== Texto do documento ==
Eu fiquei muito contente quando soube do projeto. A divulgação da poesia é sempre algo a ser comemorado, ainda mais quando envolve alguém como Maria Bethânia.

Todo debate é saudável, desde que esteja pautado no respeito e na ordem. Bethânia não merece ser atacada dessa maneira.

Letícia disse...

Está fantástico. Também concordo inteiramente. Foi a melhor leitura do domingo de manhã.

Um beijo!

MariMari Tiscate disse...

Quando soube da confusão sem sentido formada em torno de uma idéia tão boa, pensei imediatamente: Bethânia merece, com sua história musical nesse país, ter todo o crédito que precise para realizar seus vigorosos e lindos sonhos. Sou muito grata à sua voz, força e delicadeza, para entrar nessa onda "marrom".
Cante, declame e voe, Bethânia, muito mais ainda e por todo o tempo que puder. Em nosso benefício e pelo futuro da sensibilidade humana!

== Instruções das tarefas ==
[1] Responda com base nos comentários sobre o projeto de Maria Bethânia:
(a) Segundo o primeiro comentário, em que deve estar pautado todo debate para ser saudável?
(b) De acordo com Letícia, o texto foi a melhor leitura de qual momento?
(c) A quais três qualidades de Bethânia MariMari Tiscate se diz grata?
[2] Reproduza sem alterações o trecho dos comentários que começa com as palavras "Eu fiquei muito" e termina com "domingo de manhã.".
[3] Liste todos os verbos no imperativo dirigidos a Bethânia nos comentários.
Os dados não têm papel algum neste trabalho.

== Dados fornecidos ==
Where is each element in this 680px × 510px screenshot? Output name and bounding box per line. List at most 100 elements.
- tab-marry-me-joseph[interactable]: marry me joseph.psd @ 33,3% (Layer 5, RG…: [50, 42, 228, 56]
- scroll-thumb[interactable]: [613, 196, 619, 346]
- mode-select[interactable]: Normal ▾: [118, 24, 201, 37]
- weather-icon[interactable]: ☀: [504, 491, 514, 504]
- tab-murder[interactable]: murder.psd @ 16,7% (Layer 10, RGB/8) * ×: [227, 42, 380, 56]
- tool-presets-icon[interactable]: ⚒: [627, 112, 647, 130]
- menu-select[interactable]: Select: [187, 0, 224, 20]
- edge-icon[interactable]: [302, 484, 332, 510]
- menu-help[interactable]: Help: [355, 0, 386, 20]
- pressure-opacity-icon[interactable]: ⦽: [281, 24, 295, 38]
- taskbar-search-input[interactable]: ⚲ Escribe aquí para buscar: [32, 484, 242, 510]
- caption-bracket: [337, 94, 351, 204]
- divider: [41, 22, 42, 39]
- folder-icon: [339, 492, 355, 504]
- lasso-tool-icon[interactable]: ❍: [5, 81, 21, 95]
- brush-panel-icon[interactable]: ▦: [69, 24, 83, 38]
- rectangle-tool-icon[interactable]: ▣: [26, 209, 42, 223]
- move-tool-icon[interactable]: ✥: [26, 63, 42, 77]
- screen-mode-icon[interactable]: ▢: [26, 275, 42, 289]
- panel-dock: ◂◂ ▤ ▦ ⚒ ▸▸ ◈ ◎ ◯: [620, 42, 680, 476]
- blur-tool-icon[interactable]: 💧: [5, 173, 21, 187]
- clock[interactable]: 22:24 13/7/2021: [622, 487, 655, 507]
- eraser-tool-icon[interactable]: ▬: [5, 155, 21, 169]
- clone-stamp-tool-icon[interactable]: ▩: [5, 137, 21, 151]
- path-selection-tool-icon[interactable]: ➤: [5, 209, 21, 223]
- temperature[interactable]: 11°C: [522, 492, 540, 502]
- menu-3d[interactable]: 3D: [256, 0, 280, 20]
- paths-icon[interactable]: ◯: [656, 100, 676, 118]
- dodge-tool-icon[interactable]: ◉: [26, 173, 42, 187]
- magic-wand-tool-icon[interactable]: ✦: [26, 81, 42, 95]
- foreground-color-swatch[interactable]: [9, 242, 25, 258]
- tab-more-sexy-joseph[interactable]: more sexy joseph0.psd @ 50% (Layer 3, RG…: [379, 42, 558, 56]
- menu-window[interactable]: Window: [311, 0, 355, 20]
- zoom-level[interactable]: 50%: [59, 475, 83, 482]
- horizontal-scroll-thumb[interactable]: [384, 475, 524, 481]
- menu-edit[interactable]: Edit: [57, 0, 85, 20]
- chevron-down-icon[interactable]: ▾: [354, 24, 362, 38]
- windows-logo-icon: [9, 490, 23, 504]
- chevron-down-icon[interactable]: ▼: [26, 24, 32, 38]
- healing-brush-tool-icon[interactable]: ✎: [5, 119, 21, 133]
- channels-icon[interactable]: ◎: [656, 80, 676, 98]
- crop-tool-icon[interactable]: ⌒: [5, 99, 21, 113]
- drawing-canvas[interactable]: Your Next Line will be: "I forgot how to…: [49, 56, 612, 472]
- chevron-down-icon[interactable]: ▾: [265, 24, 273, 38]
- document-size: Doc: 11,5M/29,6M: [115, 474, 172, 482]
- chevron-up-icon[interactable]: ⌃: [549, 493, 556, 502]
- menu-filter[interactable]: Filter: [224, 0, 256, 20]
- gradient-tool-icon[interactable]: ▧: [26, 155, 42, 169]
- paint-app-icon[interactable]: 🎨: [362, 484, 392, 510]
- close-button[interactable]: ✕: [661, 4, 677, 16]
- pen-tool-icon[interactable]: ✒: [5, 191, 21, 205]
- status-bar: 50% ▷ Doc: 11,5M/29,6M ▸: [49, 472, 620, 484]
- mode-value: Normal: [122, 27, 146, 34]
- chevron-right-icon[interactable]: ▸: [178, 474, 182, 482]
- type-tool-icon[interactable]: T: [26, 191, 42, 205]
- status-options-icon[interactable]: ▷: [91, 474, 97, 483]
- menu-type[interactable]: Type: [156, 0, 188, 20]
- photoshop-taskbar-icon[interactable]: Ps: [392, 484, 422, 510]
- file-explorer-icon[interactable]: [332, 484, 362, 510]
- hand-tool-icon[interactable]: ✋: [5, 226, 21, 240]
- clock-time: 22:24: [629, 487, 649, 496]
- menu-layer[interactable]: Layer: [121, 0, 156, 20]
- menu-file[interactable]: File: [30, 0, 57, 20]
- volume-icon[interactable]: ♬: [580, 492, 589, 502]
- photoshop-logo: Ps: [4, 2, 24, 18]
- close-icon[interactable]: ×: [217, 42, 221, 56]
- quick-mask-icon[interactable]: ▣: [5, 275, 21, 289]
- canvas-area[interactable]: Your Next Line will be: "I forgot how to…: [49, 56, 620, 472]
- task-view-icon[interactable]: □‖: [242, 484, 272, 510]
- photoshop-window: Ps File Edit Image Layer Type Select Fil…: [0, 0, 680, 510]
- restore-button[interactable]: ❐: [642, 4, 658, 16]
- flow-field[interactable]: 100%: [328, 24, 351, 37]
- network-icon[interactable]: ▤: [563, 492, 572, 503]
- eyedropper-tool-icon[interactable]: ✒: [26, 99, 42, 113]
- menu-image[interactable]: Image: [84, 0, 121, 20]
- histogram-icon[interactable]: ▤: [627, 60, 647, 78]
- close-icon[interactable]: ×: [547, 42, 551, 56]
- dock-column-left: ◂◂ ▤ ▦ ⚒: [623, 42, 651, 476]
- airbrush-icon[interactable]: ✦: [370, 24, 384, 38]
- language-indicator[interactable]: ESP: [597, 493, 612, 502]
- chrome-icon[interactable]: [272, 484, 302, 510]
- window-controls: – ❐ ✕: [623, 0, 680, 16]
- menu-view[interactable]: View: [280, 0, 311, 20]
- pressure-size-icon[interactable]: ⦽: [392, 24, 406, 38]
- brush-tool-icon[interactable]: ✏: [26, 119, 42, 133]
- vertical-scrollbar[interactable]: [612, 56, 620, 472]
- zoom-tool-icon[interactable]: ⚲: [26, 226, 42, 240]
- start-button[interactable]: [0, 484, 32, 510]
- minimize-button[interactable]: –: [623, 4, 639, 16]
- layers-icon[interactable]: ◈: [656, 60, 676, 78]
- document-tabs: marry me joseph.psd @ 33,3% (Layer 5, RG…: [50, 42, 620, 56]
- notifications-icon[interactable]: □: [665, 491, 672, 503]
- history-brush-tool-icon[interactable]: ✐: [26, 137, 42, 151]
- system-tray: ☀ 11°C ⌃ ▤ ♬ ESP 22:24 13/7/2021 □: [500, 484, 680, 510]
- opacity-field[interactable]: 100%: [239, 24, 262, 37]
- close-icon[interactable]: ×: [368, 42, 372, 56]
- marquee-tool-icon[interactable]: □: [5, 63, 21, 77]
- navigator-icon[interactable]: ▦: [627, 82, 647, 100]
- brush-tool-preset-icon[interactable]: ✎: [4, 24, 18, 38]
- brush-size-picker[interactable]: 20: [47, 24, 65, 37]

== Respostas em ordem ==
[1]
(a) No respeito e na ordem.
(b) Do domingo de manhã.
(c) À sua voz, força e delicadeza.

[2]
Eu fiquei muito contente quando soube do projeto. A divulgação da poesia é sempre algo a ser comemorado, ainda mais quando envolve alguém como Maria Bethânia.

Todo debate é saudável, desde que esteja pautado no respeito e na ordem. Bethânia não merece ser atacada dessa maneira.

Letícia disse...

Está fantástico. Também concordo inteiramente. Foi a melhor leitura do domingo de manhã.

[3] Cante, declame, voe